_PAGE TEXT_
● ● ● ●

Encourage the establishment of subscription-based versions of social networking sites for pre-teens. This will provide some digital identification because parents will use credit cards. No advertisement and no market profiling. Perhaps the major sites could set up subscription-based services, with enhanced protections, for pre-teens who want to be on the sites with the teens. On these sites provide a full range of protection features including automatic parent notice of friends and postings changes to the site. Give parents the choice of whether their child can add older friends.

Teens
Teens are at a developmental stage where they are becoming independent. They have far greater technical expertise than most adults. They can and will successfully resist all efforts by adults to keep them in electronically fenced play-yards.

  • Placing reliance on filtering technologies is a joke.
  • Time monitoring software can prevent access when parents are not present to supervise or late at night. But teens can get access in other places.
  • The use of monitoring technologies can interfere with the development of a relationship based on trust.
  • But can be effectively used as a consequence for misbehavior or if a parent has significant concerns their child is at risk from someone dangerous.
  • User empowerment technologies which provide the ability to prevent anyone other than selected “friends” to view postings and communicate are highly appropriate for teens.
  • While some risk-taking is to be expected, the vast majority of teens have no desire to place themselves in harm’s way or waste time dealing with “online creeps.”

● ● ● ●

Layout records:
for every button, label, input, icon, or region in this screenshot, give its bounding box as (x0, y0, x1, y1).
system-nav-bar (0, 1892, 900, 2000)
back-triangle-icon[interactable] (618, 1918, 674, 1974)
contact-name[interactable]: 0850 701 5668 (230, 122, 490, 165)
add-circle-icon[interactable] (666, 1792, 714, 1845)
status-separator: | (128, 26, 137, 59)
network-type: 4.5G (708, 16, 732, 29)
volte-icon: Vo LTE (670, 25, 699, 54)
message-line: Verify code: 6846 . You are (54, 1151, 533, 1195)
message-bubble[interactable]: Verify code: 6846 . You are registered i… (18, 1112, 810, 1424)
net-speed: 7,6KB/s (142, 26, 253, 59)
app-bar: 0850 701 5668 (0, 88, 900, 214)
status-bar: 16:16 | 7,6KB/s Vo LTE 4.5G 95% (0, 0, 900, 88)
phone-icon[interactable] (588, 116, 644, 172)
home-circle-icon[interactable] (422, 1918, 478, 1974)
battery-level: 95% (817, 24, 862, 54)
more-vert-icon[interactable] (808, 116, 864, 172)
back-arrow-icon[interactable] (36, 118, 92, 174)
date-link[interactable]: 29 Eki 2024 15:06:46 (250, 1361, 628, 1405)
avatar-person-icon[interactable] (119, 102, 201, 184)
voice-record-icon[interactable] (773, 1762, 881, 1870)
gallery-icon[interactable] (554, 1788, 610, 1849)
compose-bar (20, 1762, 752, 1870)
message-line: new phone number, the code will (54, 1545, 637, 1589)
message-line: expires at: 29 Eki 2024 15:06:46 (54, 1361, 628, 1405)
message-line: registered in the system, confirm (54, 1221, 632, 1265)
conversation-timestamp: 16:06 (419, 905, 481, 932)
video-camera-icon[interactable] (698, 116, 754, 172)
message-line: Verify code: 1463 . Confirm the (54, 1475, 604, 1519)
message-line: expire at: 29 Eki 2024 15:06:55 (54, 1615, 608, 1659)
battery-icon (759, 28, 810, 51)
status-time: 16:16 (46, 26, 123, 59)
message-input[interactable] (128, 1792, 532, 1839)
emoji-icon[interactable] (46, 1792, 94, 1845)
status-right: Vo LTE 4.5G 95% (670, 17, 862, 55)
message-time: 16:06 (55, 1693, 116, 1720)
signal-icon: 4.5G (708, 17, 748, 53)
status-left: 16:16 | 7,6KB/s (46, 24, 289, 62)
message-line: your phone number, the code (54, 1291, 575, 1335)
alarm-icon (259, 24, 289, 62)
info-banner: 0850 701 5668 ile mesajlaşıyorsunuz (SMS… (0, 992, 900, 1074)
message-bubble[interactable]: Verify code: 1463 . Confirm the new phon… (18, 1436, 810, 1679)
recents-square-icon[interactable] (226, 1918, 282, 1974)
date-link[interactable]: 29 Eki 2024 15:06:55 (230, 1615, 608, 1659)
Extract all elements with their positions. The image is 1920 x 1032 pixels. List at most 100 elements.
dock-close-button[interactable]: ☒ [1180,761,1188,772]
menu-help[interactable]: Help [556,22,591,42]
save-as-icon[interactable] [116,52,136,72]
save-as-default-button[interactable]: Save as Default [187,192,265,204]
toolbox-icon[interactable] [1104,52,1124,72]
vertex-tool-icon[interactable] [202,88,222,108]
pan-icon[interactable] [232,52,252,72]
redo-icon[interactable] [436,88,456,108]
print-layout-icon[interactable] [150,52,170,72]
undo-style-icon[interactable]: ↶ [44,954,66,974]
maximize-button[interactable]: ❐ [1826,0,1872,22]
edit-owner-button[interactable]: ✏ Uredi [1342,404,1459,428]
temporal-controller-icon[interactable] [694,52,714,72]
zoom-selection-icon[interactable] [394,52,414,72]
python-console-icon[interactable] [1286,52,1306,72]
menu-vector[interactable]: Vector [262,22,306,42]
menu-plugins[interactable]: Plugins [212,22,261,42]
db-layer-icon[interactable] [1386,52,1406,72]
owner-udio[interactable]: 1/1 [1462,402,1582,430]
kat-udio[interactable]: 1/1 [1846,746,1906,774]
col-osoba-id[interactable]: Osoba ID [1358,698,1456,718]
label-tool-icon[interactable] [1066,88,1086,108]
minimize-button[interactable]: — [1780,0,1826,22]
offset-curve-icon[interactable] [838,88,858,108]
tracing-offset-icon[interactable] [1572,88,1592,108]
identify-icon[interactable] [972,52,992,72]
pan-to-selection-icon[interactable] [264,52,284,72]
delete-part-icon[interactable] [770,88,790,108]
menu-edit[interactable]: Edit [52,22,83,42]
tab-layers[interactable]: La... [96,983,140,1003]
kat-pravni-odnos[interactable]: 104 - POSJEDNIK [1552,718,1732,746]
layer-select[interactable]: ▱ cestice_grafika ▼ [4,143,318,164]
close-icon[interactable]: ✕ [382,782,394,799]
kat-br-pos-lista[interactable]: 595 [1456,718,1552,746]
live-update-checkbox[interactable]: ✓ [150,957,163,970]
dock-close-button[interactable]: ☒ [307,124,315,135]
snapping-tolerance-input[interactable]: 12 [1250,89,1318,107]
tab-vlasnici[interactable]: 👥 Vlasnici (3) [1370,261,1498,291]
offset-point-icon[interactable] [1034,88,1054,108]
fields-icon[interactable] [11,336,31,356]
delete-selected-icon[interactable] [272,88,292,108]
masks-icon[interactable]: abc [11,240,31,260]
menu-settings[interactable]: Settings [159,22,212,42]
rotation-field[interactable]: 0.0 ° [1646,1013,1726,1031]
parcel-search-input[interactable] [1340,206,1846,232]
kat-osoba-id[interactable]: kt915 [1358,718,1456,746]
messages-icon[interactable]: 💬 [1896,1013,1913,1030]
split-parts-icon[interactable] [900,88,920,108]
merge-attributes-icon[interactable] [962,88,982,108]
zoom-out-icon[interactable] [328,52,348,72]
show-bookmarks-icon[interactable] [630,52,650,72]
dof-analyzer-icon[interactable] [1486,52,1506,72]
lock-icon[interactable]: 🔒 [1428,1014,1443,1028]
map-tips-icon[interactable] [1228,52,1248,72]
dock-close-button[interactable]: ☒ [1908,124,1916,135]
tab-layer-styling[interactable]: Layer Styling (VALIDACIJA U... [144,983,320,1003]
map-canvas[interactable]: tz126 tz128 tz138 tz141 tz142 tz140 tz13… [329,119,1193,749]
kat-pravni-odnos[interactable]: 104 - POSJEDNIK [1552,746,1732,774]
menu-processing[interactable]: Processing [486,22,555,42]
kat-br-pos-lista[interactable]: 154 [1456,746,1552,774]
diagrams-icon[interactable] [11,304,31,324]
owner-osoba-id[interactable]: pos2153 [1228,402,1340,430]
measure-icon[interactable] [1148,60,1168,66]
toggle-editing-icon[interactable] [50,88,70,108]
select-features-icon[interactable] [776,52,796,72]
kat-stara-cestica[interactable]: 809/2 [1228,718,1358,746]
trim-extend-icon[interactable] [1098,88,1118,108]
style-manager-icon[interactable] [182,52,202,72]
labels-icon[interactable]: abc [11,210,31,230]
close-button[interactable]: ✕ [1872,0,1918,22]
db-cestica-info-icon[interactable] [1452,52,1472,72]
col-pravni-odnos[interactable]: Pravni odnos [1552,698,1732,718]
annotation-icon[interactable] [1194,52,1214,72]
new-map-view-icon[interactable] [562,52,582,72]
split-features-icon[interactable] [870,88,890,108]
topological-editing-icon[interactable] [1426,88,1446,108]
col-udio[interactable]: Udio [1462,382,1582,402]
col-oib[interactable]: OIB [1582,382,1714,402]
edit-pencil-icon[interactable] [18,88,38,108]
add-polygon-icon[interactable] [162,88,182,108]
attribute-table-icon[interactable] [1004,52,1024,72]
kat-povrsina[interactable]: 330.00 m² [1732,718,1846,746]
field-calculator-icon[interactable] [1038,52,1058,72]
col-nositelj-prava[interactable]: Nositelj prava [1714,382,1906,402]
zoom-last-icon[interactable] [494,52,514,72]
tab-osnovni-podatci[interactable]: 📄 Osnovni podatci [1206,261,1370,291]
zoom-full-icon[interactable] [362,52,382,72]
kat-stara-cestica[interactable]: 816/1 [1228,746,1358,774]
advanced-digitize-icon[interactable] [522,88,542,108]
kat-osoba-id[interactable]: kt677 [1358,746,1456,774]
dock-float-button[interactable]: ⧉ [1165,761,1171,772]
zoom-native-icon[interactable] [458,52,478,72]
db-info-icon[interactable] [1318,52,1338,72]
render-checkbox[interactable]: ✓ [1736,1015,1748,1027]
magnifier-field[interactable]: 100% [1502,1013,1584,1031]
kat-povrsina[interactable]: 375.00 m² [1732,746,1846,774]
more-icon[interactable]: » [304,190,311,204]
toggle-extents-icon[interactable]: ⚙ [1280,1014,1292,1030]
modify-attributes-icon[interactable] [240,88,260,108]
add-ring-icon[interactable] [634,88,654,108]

● ● ● ●

_TASKS TO CARRY OUT_
(a) Repeat the passage on online safety for pre-teens and teens from "Encourage the establishment" to "technologies is a joke.".
(b) Reproduce the layout records exactly, from their first line through the line with "compose-bar (20, 1762, 752, 1870)", and nothing beyond it.

_ANSWERS BY TASK_
(a)
Encourage the establishment of subscription-based versions of social networking sites for pre-teens. This will provide some digital identification because parents will use credit cards. No advertisement and no market profiling. Perhaps the major sites could set up subscription-based services, with enhanced protections, for pre-teens who want to be on the sites with the teens. On these sites provide a full range of protection features including automatic parent notice of friends and postings changes to the site. Give parents the choice of whether their child can add older friends.

Teens
Teens are at a developmental stage where they are becoming independent. They have far greater technical expertise than most adults. They can and will successfully resist all efforts by adults to keep them in electronically fenced play-yards.

  • Placing reliance on filtering technologies is a joke.

(b)
for every button, label, input, icon, or region in this screenshot, give its bounding box as (x0, y0, x1, y1).
system-nav-bar (0, 1892, 900, 2000)
back-triangle-icon[interactable] (618, 1918, 674, 1974)
contact-name[interactable]: 0850 701 5668 (230, 122, 490, 165)
add-circle-icon[interactable] (666, 1792, 714, 1845)
status-separator: | (128, 26, 137, 59)
network-type: 4.5G (708, 16, 732, 29)
volte-icon: Vo LTE (670, 25, 699, 54)
message-line: Verify code: 6846 . You are (54, 1151, 533, 1195)
message-bubble[interactable]: Verify code: 6846 . You are registered i… (18, 1112, 810, 1424)
net-speed: 7,6KB/s (142, 26, 253, 59)
app-bar: 0850 701 5668 (0, 88, 900, 214)
status-bar: 16:16 | 7,6KB/s Vo LTE 4.5G 95% (0, 0, 900, 88)
phone-icon[interactable] (588, 116, 644, 172)
home-circle-icon[interactable] (422, 1918, 478, 1974)
battery-level: 95% (817, 24, 862, 54)
more-vert-icon[interactable] (808, 116, 864, 172)
back-arrow-icon[interactable] (36, 118, 92, 174)
date-link[interactable]: 29 Eki 2024 15:06:46 (250, 1361, 628, 1405)
avatar-person-icon[interactable] (119, 102, 201, 184)
voice-record-icon[interactable] (773, 1762, 881, 1870)
gallery-icon[interactable] (554, 1788, 610, 1849)
compose-bar (20, 1762, 752, 1870)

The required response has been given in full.